实验目的:
- 掌握中小型园区网络的基本部署。
- 熟悉中小型园区网络的部署流程、排错思路等。
实验拓扑:
实验要求:
一、设备管理
- 依据图中拓扑,为不同设备定义主机名。
- 全局关闭域名解析
- Console和VTY线路下关闭线路超时并开启输出同步。
- 为实现安全登录,要求创建本地用户名bdqn,密码benet,并将其调用到console和vty线路下;要求设置特权密码benet,并要求加密存储。
- 所有交换机管理vlan为vlan1,所在网段为192.168.1.0/24,其中sw1的管理IP为192.168.1.1/24,sw2为192.168.1.2/24,sw3为192.168.1.3/24,要求能够实现远程管理。
二、交换技术
1、Trunk技术
- 所有交换机之间强制启用Trunk,并采用802.1Q进行封装。
- 全局native vlan定义为vlan10。
- 要求Trunk上只允许vlan1、10、20的数据通过。
2、VTP技术
- sw1为Server,其他交换机为client。
- vtp管理域为bdqn,密码为benet
- 全局开启vtp修剪
- 在sw1上创建vlan10/20,并要求同步
- 将不同用户接口放入相应的vlan中。
3、STP技术
- 部署PVST,要求sw1为vlan10的root,vlan20的secondary,sw2为vlan20的root,vlan10的secondary,实现负载均衡。
- 开启Portfast,加速用户接入网络接口
- 开启Uplinkfast,加速直连链路收敛
- 开启Backbonefast,加速骨干链路收敛
4、L3Switching技术
- sw1作为vlan10的主网关,vlan20的备网关,其中vlan10地址为192.168.10.252/24,vlan20地址为192.168.20.252/24;sw2作为vlan20的主网关,vlan10的备网关,其中vlan10网关为192.168.10.253/24,vlan20网关为192.168.20.253/24.
- 在sw1和sw2上部署HSRP,vlan10的网关为192.168.10.254,vlan20的网关为192.168.20.254.
- 在sw1部署DHCP服务,方便不同vlan的主机接入网络,其中主dns为202.96.128.86,备用dns为119.29.29.29
- 在三层交换机上开启三层路由功能,并要求vlan间主机能够互相通信
5、Ethernetchannel技术
- 为实现链路冗余并提供网络带宽,要求在汇聚层交换机之间部署L2 Ethernetchannel技术。
6、Port-Security技术
- 为实现用户接入安全,要求所有用户接入接口启用端口安全技术。
- 开启地址学习,并定义最大MAC数为1.
- 定义用户违反规则为shutdown模式,并要求在30s后自动恢复
三、路由技术
- 在三层交换机sw1、sw2和R1上部署动态路由协议OSPF,并通告到骨干区域中。
- 在边缘路由器R1上部署默认路由,用于访问互联网。
四、安全策略
- 要求只允许管理员地址192.168.10.1/24能够远程访问边缘路由器R1。
- 为实现内网主机访问互联网,要求部署PAT技术。
实验配置:
(本实验使用GNS3模拟,用路由器模拟PC,默认初始进入特权模式)

边界框预测数据
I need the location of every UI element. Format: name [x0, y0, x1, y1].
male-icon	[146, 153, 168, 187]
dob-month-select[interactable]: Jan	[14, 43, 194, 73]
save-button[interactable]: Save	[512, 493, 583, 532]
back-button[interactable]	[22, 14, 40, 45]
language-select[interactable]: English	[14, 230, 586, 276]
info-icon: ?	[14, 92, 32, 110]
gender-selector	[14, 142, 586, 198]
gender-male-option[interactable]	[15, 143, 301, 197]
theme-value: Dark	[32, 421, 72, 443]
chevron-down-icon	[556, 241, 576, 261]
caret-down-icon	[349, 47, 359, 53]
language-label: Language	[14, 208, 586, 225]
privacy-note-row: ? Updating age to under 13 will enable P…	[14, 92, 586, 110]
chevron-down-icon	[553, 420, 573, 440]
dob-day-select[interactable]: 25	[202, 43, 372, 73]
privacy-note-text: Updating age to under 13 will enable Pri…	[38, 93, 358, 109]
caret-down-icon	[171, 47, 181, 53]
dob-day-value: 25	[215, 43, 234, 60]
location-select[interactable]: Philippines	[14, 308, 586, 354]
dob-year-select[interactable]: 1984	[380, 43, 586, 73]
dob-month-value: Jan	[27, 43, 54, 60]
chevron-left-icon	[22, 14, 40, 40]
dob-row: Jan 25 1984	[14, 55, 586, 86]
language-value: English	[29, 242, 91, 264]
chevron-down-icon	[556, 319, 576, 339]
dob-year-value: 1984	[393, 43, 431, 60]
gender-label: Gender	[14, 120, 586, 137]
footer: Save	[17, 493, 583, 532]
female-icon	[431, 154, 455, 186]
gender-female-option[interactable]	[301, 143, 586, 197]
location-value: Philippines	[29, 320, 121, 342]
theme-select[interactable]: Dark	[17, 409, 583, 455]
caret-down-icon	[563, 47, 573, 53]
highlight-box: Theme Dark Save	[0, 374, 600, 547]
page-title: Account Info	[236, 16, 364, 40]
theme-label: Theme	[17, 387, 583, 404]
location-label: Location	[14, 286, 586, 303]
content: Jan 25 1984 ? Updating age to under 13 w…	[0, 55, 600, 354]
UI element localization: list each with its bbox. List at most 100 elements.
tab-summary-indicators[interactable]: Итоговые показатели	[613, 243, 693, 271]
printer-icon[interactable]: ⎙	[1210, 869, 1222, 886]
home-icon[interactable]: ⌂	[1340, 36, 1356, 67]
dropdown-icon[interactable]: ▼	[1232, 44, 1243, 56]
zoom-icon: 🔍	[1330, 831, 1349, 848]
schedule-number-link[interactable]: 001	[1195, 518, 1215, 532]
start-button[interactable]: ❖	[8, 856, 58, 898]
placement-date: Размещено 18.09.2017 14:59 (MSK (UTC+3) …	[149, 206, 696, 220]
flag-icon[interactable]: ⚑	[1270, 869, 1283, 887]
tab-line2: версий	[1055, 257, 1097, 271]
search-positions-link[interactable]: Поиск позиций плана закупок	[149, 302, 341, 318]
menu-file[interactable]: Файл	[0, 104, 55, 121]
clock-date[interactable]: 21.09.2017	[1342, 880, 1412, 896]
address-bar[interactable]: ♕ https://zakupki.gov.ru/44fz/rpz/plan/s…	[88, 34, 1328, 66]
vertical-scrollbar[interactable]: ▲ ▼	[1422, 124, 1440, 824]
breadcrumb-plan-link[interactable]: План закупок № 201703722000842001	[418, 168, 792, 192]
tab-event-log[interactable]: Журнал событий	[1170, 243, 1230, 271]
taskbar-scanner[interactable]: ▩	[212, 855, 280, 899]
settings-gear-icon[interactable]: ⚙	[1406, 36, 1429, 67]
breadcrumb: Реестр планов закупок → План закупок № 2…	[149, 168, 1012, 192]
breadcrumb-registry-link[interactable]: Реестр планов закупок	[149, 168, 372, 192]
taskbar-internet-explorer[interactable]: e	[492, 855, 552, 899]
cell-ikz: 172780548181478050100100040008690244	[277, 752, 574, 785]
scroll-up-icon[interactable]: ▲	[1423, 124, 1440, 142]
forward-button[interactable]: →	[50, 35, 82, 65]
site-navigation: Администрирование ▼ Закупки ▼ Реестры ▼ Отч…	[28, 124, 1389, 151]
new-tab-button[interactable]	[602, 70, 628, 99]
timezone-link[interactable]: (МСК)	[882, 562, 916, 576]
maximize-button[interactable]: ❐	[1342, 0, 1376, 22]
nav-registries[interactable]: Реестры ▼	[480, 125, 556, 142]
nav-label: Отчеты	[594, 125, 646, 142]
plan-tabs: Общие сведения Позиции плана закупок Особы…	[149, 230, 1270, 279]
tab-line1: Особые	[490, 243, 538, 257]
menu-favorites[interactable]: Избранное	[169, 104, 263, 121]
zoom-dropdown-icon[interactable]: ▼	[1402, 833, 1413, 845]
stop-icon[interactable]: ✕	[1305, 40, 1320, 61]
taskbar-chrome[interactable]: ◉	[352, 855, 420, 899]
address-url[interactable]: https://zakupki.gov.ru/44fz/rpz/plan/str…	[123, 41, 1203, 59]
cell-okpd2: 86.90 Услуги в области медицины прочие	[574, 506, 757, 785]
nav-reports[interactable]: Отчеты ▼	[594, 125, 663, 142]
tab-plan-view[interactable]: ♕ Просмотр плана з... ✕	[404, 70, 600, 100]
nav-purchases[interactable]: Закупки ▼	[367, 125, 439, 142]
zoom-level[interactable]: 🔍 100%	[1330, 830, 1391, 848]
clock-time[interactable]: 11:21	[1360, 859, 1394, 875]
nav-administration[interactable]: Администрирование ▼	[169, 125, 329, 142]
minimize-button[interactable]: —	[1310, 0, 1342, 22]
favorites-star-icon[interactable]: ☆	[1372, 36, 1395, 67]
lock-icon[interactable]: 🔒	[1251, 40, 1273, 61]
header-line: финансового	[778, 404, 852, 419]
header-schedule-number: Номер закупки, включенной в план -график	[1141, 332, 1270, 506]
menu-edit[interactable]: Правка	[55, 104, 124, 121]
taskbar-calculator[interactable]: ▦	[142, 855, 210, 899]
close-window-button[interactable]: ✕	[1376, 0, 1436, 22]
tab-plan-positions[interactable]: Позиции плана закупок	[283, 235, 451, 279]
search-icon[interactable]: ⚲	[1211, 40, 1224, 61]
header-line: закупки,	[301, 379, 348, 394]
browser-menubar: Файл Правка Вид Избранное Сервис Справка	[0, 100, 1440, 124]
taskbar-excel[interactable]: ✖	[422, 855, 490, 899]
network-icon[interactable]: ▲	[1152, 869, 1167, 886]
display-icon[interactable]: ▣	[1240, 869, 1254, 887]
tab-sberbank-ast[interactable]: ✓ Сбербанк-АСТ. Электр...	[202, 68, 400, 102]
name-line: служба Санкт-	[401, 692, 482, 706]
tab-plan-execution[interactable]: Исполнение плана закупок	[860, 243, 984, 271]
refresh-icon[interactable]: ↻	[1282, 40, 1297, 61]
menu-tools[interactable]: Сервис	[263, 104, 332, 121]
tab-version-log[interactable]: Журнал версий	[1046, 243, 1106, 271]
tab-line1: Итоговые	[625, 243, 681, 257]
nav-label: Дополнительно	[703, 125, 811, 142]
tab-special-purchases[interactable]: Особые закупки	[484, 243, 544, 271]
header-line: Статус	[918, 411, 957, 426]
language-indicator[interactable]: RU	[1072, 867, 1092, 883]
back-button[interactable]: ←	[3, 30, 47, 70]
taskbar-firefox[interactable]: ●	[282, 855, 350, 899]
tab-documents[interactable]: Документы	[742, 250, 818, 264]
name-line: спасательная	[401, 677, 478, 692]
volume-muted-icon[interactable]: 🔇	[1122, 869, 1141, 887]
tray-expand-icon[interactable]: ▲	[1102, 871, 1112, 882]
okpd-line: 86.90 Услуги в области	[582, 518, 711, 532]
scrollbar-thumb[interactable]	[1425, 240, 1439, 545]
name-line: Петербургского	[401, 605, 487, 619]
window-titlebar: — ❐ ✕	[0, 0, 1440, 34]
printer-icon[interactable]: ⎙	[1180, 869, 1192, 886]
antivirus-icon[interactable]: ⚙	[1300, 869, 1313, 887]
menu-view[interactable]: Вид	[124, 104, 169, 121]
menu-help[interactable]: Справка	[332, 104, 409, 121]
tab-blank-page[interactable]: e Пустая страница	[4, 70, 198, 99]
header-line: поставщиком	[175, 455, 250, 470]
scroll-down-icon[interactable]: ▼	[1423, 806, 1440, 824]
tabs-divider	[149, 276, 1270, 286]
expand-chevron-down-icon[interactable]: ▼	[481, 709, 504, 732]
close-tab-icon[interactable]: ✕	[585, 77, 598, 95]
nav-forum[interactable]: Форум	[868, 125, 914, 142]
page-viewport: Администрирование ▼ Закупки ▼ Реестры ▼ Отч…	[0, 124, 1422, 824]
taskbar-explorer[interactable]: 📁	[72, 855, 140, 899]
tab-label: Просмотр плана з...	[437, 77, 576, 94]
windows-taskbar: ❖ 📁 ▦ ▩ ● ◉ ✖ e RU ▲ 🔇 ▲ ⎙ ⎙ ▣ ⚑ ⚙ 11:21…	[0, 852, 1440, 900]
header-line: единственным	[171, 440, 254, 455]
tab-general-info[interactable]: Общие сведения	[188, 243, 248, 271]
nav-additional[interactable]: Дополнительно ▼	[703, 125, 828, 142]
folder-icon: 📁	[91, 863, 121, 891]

任务要求: 请从园区网络部署实验文段的最后一句之后接着往下写。 材料与园区网络部署实验文段彼此独立。

书面作答:
设备管理:
config terminal
hostname SW1 //定义主机名
no ip domain-lookup //关闭域名解析
line con 0 //进入console口
logging synchronous //输出同步
exec-timeout 0 0 //关闭线路超时
login local //只允许本地登录
exit
line vty 0 4 //进入vty口
logging synchronous
exec-timeout 0 0
login local
transport input telnet //通过telnet连接
exit
username bdqn privilege 15 password benet //配置用户名、密码
enable secret benet //加密存储密码
(上述代码路由交换设备通用,以SW1举例)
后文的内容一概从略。